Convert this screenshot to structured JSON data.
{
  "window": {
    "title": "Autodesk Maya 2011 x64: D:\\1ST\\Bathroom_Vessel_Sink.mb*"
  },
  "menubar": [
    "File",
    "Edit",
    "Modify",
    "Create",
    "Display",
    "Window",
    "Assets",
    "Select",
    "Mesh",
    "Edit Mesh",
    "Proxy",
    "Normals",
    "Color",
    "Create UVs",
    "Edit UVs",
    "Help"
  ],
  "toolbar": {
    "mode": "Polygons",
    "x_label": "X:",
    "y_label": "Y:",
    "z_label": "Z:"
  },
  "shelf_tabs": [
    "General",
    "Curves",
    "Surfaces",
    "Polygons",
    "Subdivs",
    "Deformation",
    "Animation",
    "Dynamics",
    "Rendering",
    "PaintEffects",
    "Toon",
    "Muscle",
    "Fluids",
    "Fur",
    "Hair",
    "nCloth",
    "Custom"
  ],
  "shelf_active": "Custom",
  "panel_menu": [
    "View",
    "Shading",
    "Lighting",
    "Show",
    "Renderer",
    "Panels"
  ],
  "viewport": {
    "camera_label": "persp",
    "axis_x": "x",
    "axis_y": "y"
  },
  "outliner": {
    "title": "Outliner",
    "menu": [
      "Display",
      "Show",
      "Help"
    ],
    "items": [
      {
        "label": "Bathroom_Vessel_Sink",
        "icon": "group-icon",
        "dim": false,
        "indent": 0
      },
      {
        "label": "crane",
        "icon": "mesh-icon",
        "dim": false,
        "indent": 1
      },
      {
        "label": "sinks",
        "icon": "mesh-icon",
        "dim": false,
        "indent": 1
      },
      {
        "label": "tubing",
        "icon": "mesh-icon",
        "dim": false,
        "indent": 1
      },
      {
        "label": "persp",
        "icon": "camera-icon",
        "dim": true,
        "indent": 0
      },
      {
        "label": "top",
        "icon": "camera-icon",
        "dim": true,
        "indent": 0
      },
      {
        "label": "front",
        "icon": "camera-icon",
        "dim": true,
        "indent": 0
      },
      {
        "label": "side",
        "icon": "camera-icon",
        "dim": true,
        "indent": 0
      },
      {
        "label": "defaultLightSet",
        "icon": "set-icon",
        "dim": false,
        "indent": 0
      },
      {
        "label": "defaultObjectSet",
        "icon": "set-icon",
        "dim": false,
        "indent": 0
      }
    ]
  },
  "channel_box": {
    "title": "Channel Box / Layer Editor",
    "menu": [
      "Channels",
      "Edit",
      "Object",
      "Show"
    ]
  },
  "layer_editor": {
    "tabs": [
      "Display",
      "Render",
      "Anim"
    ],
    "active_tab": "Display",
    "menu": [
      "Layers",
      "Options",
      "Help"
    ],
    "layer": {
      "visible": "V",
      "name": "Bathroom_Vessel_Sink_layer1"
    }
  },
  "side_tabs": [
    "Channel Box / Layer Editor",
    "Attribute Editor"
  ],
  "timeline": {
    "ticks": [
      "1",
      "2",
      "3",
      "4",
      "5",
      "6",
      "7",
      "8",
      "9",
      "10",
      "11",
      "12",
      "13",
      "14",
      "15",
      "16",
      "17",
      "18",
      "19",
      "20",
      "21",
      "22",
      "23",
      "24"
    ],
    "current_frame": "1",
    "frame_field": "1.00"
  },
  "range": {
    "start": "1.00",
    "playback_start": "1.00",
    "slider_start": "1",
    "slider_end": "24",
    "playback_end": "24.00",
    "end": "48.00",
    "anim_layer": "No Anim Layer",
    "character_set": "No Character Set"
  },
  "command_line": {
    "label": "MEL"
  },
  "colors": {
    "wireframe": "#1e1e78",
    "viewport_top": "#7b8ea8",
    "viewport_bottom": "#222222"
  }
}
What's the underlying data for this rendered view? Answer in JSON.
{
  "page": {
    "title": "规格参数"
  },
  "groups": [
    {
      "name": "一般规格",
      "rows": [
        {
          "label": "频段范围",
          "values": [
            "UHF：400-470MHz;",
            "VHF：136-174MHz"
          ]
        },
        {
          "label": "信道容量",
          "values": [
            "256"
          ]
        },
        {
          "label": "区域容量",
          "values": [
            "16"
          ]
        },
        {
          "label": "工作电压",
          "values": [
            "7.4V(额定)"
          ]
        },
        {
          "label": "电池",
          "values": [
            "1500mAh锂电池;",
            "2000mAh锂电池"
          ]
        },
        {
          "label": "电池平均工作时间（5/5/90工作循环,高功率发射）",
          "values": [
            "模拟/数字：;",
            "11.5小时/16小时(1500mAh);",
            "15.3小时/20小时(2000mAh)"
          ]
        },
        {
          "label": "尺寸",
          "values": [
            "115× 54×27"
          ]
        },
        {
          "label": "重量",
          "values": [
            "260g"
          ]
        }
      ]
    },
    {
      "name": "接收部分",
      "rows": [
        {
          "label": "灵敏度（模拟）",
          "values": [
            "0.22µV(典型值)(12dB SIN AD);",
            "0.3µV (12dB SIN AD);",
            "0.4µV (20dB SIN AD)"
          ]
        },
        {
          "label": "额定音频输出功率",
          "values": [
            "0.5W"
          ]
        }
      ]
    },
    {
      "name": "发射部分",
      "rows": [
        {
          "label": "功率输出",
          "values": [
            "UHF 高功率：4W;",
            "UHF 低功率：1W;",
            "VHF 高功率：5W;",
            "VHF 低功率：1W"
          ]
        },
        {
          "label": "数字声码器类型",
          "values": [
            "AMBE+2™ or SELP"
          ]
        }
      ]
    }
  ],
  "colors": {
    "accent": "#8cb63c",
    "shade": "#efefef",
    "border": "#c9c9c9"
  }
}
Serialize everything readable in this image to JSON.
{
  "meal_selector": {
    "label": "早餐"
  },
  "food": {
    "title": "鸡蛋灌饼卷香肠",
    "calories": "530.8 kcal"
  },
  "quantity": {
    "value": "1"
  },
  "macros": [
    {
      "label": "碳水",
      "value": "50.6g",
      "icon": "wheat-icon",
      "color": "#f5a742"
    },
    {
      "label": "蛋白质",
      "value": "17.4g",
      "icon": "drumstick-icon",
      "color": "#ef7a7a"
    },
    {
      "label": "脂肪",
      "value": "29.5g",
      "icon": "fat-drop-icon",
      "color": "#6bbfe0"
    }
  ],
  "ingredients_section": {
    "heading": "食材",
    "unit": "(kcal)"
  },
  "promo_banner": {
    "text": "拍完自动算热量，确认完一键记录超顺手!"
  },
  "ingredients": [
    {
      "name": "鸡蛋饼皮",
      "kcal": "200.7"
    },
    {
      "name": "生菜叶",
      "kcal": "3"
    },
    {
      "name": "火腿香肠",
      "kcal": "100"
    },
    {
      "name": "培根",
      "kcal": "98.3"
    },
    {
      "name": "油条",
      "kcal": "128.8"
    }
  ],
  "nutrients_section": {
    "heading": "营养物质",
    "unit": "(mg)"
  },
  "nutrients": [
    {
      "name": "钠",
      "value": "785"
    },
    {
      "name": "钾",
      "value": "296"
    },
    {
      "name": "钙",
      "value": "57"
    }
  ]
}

PROBLEM TO SOLVE: Word for word, quote all of the data above.

OUTPUT BELOW:
Convert this screenshot to structured JSON data.
{
  "window": {
    "title": "Autodesk Maya 2011 x64: D:\\1ST\\Bathroom_Vessel_Sink.mb*"
  },
  "menubar": [
    "File",
    "Edit",
    "Modify",
    "Create",
    "Display",
    "Window",
    "Assets",
    "Select",
    "Mesh",
    "Edit Mesh",
    "Proxy",
    "Normals",
    "Color",
    "Create UVs",
    "Edit UVs",
    "Help"
  ],
  "toolbar": {
    "mode": "Polygons",
    "x_label": "X:",
    "y_label": "Y:",
    "z_label": "Z:"
  },
  "shelf_tabs": [
    "General",
    "Curves",
    "Surfaces",
    "Polygons",
    "Subdivs",
    "Deformation",
    "Animation",
    "Dynamics",
    "Rendering",
    "PaintEffects",
    "Toon",
    "Muscle",
    "Fluids",
    "Fur",
    "Hair",
    "nCloth",
    "Custom"
  ],
  "shelf_active": "Custom",
  "panel_menu": [
    "View",
    "Shading",
    "Lighting",
    "Show",
    "Renderer",
    "Panels"
  ],
  "viewport": {
    "camera_label": "persp",
    "axis_x": "x",
    "axis_y": "y"
  },
  "outliner": {
    "title": "Outliner",
    "menu": [
      "Display",
      "Show",
      "Help"
    ],
    "items": [
      {
        "label": "Bathroom_Vessel_Sink",
        "icon": "group-icon",
        "dim": false,
        "indent": 0
      },
      {
        "label": "crane",
        "icon": "mesh-icon",
        "dim": false,
        "indent": 1
      },
      {
        "label": "sinks",
        "icon": "mesh-icon",
        "dim": false,
        "indent": 1
      },
      {
        "label": "tubing",
        "icon": "mesh-icon",
        "dim": false,
        "indent": 1
      },
      {
        "label": "persp",
        "icon": "camera-icon",
        "dim": true,
        "indent": 0
      },
      {
        "label": "top",
        "icon": "camera-icon",
        "dim": true,
        "indent": 0
      },
      {
        "label": "front",
        "icon": "camera-icon",
        "dim": true,
        "indent": 0
      },
      {
        "label": "side",
        "icon": "camera-icon",
        "dim": true,
        "indent": 0
      },
      {
        "label": "defaultLightSet",
        "icon": "set-icon",
        "dim": false,
        "indent": 0
      },
      {
        "label": "defaultObjectSet",
        "icon": "set-icon",
        "dim": false,
        "indent": 0
      }
    ]
  },
  "channel_box": {
    "title": "Channel Box / Layer Editor",
    "menu": [
      "Channels",
      "Edit",
      "Object",
      "Show"
    ]
  },
  "layer_editor": {
    "tabs": [
      "Display",
      "Render",
      "Anim"
    ],
    "active_tab": "Display",
    "menu": [
      "Layers",
      "Options",
      "Help"
    ],
    "layer": {
      "visible": "V",
      "name": "Bathroom_Vessel_Sink_layer1"
    }
  },
  "side_tabs": [
    "Channel Box / Layer Editor",
    "Attribute Editor"
  ],
  "timeline": {
    "ticks": [
      "1",
      "2",
      "3",
      "4",
      "5",
      "6",
      "7",
      "8",
      "9",
      "10",
      "11",
      "12",
      "13",
      "14",
      "15",
      "16",
      "17",
      "18",
      "19",
      "20",
      "21",
      "22",
      "23",
      "24"
    ],
    "current_frame": "1",
    "frame_field": "1.00"
  },
  "range": {
    "start": "1.00",
    "playback_start": "1.00",
    "slider_start": "1",
    "slider_end": "24",
    "playback_end": "24.00",
    "end": "48.00",
    "anim_layer": "No Anim Layer",
    "character_set": "No Character Set"
  },
  "command_line": {
    "label": "MEL"
  },
  "colors": {
    "wireframe": "#1e1e78",
    "viewport_top": "#7b8ea8",
    "viewport_bottom": "#222222"
  }
}
What's the underlying data for this rendered view? Answer in JSON.
{
  "page": {
    "title": "规格参数"
  },
  "groups": [
    {
      "name": "一般规格",
      "rows": [
        {
          "label": "频段范围",
          "values": [
            "UHF：400-470MHz;",
            "VHF：136-174MHz"
          ]
        },
        {
          "label": "信道容量",
          "values": [
            "256"
          ]
        },
        {
          "label": "区域容量",
          "values": [
            "16"
          ]
        },
        {
          "label": "工作电压",
          "values": [
            "7.4V(额定)"
          ]
        },
        {
          "label": "电池",
          "values": [
            "1500mAh锂电池;",
            "2000mAh锂电池"
          ]
        },
        {
          "label": "电池平均工作时间（5/5/90工作循环,高功率发射）",
          "values": [
            "模拟/数字：;",
            "11.5小时/16小时(1500mAh);",
            "15.3小时/20小时(2000mAh)"
          ]
        },
        {
          "label": "尺寸",
          "values": [
            "115× 54×27"
          ]
        },
        {
          "label": "重量",
          "values": [
            "260g"
          ]
        }
      ]
    },
    {
      "name": "接收部分",
      "rows": [
        {
          "label": "灵敏度（模拟）",
          "values": [
            "0.22µV(典型值)(12dB SIN AD);",
            "0.3µV (12dB SIN AD);",
            "0.4µV (20dB SIN AD)"
          ]
        },
        {
          "label": "额定音频输出功率",
          "values": [
            "0.5W"
          ]
        }
      ]
    },
    {
      "name": "发射部分",
      "rows": [
        {
          "label": "功率输出",
          "values": [
            "UHF 高功率：4W;",
            "UHF 低功率：1W;",
            "VHF 高功率：5W;",
            "VHF 低功率：1W"
          ]
        },
        {
          "label": "数字声码器类型",
          "values": [
            "AMBE+2™ or SELP"
          ]
        }
      ]
    }
  ],
  "colors": {
    "accent": "#8cb63c",
    "shade": "#efefef",
    "border": "#c9c9c9"
  }
}
Serialize everything readable in this image to JSON.
{
  "meal_selector": {
    "label": "早餐"
  },
  "food": {
    "title": "鸡蛋灌饼卷香肠",
    "calories": "530.8 kcal"
  },
  "quantity": {
    "value": "1"
  },
  "macros": [
    {
      "label": "碳水",
      "value": "50.6g",
      "icon": "wheat-icon",
      "color": "#f5a742"
    },
    {
      "label": "蛋白质",
      "value": "17.4g",
      "icon": "drumstick-icon",
      "color": "#ef7a7a"
    },
    {
      "label": "脂肪",
      "value": "29.5g",
      "icon": "fat-drop-icon",
      "color": "#6bbfe0"
    }
  ],
  "ingredients_section": {
    "heading": "食材",
    "unit": "(kcal)"
  },
  "promo_banner": {
    "text": "拍完自动算热量，确认完一键记录超顺手!"
  },
  "ingredients": [
    {
      "name": "鸡蛋饼皮",
      "kcal": "200.7"
    },
    {
      "name": "生菜叶",
      "kcal": "3"
    },
    {
      "name": "火腿香肠",
      "kcal": "100"
    },
    {
      "name": "培根",
      "kcal": "98.3"
    },
    {
      "name": "油条",
      "kcal": "128.8"
    }
  ],
  "nutrients_section": {
    "heading": "营养物质",
    "unit": "(mg)"
  },
  "nutrients": [
    {
      "name": "钠",
      "value": "785"
    },
    {
      "name": "钾",
      "value": "296"
    },
    {
      "name": "钙",
      "value": "57"
    }
  ]
}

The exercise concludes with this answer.